:: Given request ::
Determine how many lines of the records include "similar", and answer with the number alone.

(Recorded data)

★ ★ ★ ★ ★ ★ ★

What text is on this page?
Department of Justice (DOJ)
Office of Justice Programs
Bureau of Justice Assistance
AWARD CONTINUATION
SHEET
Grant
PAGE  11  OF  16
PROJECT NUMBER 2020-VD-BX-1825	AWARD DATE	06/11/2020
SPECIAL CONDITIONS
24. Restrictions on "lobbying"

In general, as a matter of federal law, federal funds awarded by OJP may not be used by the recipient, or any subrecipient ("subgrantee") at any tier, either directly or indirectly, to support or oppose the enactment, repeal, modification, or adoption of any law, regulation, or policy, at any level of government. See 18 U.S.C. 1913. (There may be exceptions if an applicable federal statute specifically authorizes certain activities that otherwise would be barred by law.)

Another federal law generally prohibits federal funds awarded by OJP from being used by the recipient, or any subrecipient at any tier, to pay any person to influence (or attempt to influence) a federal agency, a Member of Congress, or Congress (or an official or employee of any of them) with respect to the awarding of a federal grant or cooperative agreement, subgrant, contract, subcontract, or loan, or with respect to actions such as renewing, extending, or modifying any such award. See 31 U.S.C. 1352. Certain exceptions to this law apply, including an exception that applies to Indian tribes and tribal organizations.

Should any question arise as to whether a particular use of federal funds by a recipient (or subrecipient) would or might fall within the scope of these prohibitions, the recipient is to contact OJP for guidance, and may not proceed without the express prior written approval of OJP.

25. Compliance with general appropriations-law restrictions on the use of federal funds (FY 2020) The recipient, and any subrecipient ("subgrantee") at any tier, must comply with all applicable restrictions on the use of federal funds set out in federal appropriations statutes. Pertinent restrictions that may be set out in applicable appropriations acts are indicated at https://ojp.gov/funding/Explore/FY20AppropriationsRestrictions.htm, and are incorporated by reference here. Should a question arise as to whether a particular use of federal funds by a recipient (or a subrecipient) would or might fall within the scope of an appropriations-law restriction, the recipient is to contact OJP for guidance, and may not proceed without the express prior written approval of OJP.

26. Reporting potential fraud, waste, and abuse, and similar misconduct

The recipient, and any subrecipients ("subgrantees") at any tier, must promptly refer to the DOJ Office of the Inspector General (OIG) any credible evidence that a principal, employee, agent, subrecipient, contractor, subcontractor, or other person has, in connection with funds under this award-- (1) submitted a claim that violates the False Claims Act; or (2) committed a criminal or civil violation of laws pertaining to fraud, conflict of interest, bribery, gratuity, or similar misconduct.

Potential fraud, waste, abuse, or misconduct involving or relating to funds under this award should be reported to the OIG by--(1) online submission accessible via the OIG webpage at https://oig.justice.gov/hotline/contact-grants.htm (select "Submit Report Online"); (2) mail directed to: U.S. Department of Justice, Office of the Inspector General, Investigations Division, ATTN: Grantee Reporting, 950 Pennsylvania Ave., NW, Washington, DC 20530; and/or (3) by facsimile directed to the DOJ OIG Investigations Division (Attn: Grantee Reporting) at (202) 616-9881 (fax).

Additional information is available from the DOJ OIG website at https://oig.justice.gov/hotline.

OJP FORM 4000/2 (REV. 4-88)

★ ★ ★ ★ ★ ★ ★

:: Correct response ::
2